── DATA FOR PROCESSING ──
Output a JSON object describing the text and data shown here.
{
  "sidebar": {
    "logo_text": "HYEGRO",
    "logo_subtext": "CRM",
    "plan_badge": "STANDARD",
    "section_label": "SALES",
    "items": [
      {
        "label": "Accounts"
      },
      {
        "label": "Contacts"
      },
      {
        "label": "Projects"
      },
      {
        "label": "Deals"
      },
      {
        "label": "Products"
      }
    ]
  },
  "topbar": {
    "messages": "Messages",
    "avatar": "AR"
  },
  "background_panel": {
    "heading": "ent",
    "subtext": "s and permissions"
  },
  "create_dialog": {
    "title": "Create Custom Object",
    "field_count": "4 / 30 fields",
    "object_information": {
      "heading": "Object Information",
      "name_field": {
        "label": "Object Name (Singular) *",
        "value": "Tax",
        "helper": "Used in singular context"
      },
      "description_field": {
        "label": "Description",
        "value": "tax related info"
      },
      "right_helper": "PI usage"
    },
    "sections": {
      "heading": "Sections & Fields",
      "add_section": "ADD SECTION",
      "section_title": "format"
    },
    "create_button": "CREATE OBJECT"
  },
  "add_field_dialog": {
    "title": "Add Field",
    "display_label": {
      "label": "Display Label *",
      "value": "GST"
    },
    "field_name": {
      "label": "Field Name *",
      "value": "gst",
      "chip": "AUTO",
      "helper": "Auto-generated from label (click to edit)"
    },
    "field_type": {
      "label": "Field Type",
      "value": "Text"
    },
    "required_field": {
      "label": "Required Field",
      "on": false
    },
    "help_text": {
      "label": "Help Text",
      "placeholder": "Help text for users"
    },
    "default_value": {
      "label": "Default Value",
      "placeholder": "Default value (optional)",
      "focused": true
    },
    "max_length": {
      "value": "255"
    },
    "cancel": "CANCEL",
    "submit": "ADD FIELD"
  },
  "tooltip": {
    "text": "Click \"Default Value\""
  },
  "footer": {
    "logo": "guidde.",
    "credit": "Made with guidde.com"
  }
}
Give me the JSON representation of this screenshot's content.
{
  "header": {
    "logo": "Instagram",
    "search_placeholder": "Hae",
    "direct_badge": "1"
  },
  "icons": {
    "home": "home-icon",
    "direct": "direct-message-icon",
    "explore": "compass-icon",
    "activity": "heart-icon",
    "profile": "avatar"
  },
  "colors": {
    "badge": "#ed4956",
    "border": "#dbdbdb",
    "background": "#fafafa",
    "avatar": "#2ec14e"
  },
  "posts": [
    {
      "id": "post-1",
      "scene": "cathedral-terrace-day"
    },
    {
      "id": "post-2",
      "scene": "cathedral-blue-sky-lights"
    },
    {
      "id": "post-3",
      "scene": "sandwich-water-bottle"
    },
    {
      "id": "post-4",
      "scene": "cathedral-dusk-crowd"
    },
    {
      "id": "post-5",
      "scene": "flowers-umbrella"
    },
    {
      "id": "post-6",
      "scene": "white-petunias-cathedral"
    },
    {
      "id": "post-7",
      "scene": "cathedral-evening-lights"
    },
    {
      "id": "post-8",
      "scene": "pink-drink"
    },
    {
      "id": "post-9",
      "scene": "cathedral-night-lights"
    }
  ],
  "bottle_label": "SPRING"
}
───
**WHAT IS REQUIRED**
Repeat back the data above, exact to the last character.

**SOLUTION FOR THIS EXERCISE**
Output a JSON object describing the text and data shown here.
{
  "sidebar": {
    "logo_text": "HYEGRO",
    "logo_subtext": "CRM",
    "plan_badge": "STANDARD",
    "section_label": "SALES",
    "items": [
      {
        "label": "Accounts"
      },
      {
        "label": "Contacts"
      },
      {
        "label": "Projects"
      },
      {
        "label": "Deals"
      },
      {
        "label": "Products"
      }
    ]
  },
  "topbar": {
    "messages": "Messages",
    "avatar": "AR"
  },
  "background_panel": {
    "heading": "ent",
    "subtext": "s and permissions"
  },
  "create_dialog": {
    "title": "Create Custom Object",
    "field_count": "4 / 30 fields",
    "object_information": {
      "heading": "Object Information",
      "name_field": {
        "label": "Object Name (Singular) *",
        "value": "Tax",
        "helper": "Used in singular context"
      },
      "description_field": {
        "label": "Description",
        "value": "tax related info"
      },
      "right_helper": "PI usage"
    },
    "sections": {
      "heading": "Sections & Fields",
      "add_section": "ADD SECTION",
      "section_title": "format"
    },
    "create_button": "CREATE OBJECT"
  },
  "add_field_dialog": {
    "title": "Add Field",
    "display_label": {
      "label": "Display Label *",
      "value": "GST"
    },
    "field_name": {
      "label": "Field Name *",
      "value": "gst",
      "chip": "AUTO",
      "helper": "Auto-generated from label (click to edit)"
    },
    "field_type": {
      "label": "Field Type",
      "value": "Text"
    },
    "required_field": {
      "label": "Required Field",
      "on": false
    },
    "help_text": {
      "label": "Help Text",
      "placeholder": "Help text for users"
    },
    "default_value": {
      "label": "Default Value",
      "placeholder": "Default value (optional)",
      "focused": true
    },
    "max_length": {
      "value": "255"
    },
    "cancel": "CANCEL",
    "submit": "ADD FIELD"
  },
  "tooltip": {
    "text": "Click \"Default Value\""
  },
  "footer": {
    "logo": "guidde.",
    "credit": "Made with guidde.com"
  }
}
Give me the JSON representation of this screenshot's content.
{
  "header": {
    "logo": "Instagram",
    "search_placeholder": "Hae",
    "direct_badge": "1"
  },
  "icons": {
    "home": "home-icon",
    "direct": "direct-message-icon",
    "explore": "compass-icon",
    "activity": "heart-icon",
    "profile": "avatar"
  },
  "colors": {
    "badge": "#ed4956",
    "border": "#dbdbdb",
    "background": "#fafafa",
    "avatar": "#2ec14e"
  },
  "posts": [
    {
      "id": "post-1",
      "scene": "cathedral-terrace-day"
    },
    {
      "id": "post-2",
      "scene": "cathedral-blue-sky-lights"
    },
    {
      "id": "post-3",
      "scene": "sandwich-water-bottle"
    },
    {
      "id": "post-4",
      "scene": "cathedral-dusk-crowd"
    },
    {
      "id": "post-5",
      "scene": "flowers-umbrella"
    },
    {
      "id": "post-6",
      "scene": "white-petunias-cathedral"
    },
    {
      "id": "post-7",
      "scene": "cathedral-evening-lights"
    },
    {
      "id": "post-8",
      "scene": "pink-drink"
    },
    {
      "id": "post-9",
      "scene": "cathedral-night-lights"
    }
  ],
  "bottle_label": "SPRING"
}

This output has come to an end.